╔══

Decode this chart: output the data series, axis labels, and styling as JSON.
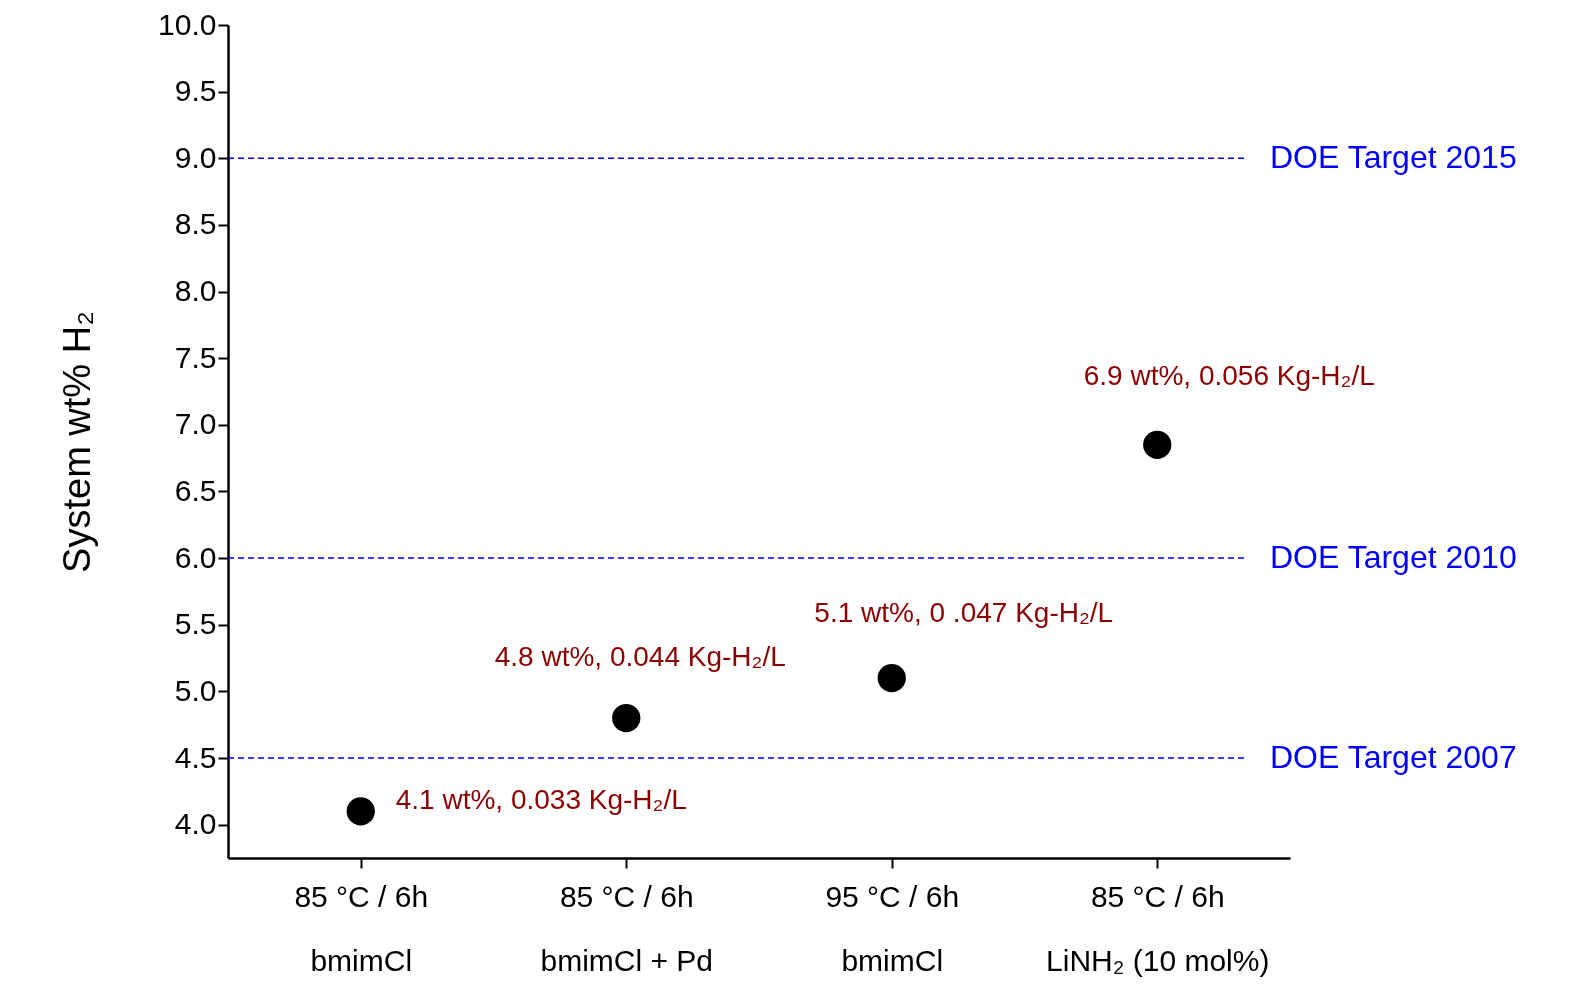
{
  "chart_data": {
    "type": "scatter",
    "ylabel": "System wt% H₂",
    "categories": [
      "85 °C / 6h\nbmimCl",
      "85 °C / 6h\nbmimCl + Pd",
      "95 °C / 6h\nbmimCl",
      "85 °C / 6h\nLiNH₂ (10 mol%)"
    ],
    "series": [
      {
        "color": "#000000",
        "values": [
          4.1,
          4.8,
          5.1,
          6.85
        ]
      }
    ],
    "ylim": [
      3.75,
      10
    ],
    "yticks": [
      {
        "value": 4,
        "label": "4.0"
      },
      {
        "value": 4.5,
        "label": "4.5"
      },
      {
        "value": 5,
        "label": "5.0"
      },
      {
        "value": 5.5,
        "label": "5.5"
      },
      {
        "value": 6,
        "label": "6.0"
      },
      {
        "value": 6.5,
        "label": "6.5"
      },
      {
        "value": 7,
        "label": "7.0"
      },
      {
        "value": 7.5,
        "label": "7.5"
      },
      {
        "value": 8,
        "label": "8.0"
      },
      {
        "value": 8.5,
        "label": "8.5"
      },
      {
        "value": 9,
        "label": "9.0"
      },
      {
        "value": 9.5,
        "label": "9.5"
      },
      {
        "value": 10,
        "label": "10.0"
      }
    ],
    "ref_lines": [
      {
        "axis": "y",
        "value": 4.5,
        "label": "DOE Target 2007",
        "color": "#0000ff",
        "line_style": "dashed"
      },
      {
        "axis": "y",
        "value": 6,
        "label": "DOE Target 2010",
        "color": "#0000ff",
        "line_style": "dashed"
      },
      {
        "axis": "y",
        "value": 9,
        "label": "DOE Target 2015",
        "color": "#0000ff",
        "line_style": "dashed"
      }
    ],
    "annotations": [
      {
        "text": "4.1 wt%, 0.033 Kg-H₂/L",
        "x": "85 °C / 6h\nbmimCl",
        "y": 4.1
      },
      {
        "text": "4.8 wt%, 0.044 Kg-H₂/L",
        "x": "85 °C / 6h\nbmimCl + Pd",
        "y": 4.8
      },
      {
        "text": "5.1 wt%, 0 .047 Kg-H₂/L",
        "x": "95 °C / 6h\nbmimCl",
        "y": 5.1
      },
      {
        "text": "6.9 wt%, 0.056 Kg-H₂/L",
        "x": "85 °C / 6h\nLiNH₂ (10 mol%)",
        "y": 6.85
      }
    ],
    "marker": "circle"
  }
}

╚══

**What you should do:** Reproduce the entries above without change, omitting all pictures.

**Result below:**
Decode this chart: output the data series, axis labels, and styling as JSON.
{
  "chart_data": {
    "type": "scatter",
    "ylabel": "System wt% H₂",
    "categories": [
      "85 °C / 6h\nbmimCl",
      "85 °C / 6h\nbmimCl + Pd",
      "95 °C / 6h\nbmimCl",
      "85 °C / 6h\nLiNH₂ (10 mol%)"
    ],
    "series": [
      {
        "color": "#000000",
        "values": [
          4.1,
          4.8,
          5.1,
          6.85
        ]
      }
    ],
    "ylim": [
      3.75,
      10
    ],
    "yticks": [
      {
        "value": 4,
        "label": "4.0"
      },
      {
        "value": 4.5,
        "label": "4.5"
      },
      {
        "value": 5,
        "label": "5.0"
      },
      {
        "value": 5.5,
        "label": "5.5"
      },
      {
        "value": 6,
        "label": "6.0"
      },
      {
        "value": 6.5,
        "label": "6.5"
      },
      {
        "value": 7,
        "label": "7.0"
      },
      {
        "value": 7.5,
        "label": "7.5"
      },
      {
        "value": 8,
        "label": "8.0"
      },
      {
        "value": 8.5,
        "label": "8.5"
      },
      {
        "value": 9,
        "label": "9.0"
      },
      {
        "value": 9.5,
        "label": "9.5"
      },
      {
        "value": 10,
        "label": "10.0"
      }
    ],
    "ref_lines": [
      {
        "axis": "y",
        "value": 4.5,
        "label": "DOE Target 2007",
        "color": "#0000ff",
        "line_style": "dashed"
      },
      {
        "axis": "y",
        "value": 6,
        "label": "DOE Target 2010",
        "color": "#0000ff",
        "line_style": "dashed"
      },
      {
        "axis": "y",
        "value": 9,
        "label": "DOE Target 2015",
        "color": "#0000ff",
        "line_style": "dashed"
      }
    ],
    "annotations": [
      {
        "text": "4.1 wt%, 0.033 Kg-H₂/L",
        "x": "85 °C / 6h\nbmimCl",
        "y": 4.1
      },
      {
        "text": "4.8 wt%, 0.044 Kg-H₂/L",
        "x": "85 °C / 6h\nbmimCl + Pd",
        "y": 4.8
      },
      {
        "text": "5.1 wt%, 0 .047 Kg-H₂/L",
        "x": "95 °C / 6h\nbmimCl",
        "y": 5.1
      },
      {
        "text": "6.9 wt%, 0.056 Kg-H₂/L",
        "x": "85 °C / 6h\nLiNH₂ (10 mol%)",
        "y": 6.85
      }
    ],
    "marker": "circle"
  }
}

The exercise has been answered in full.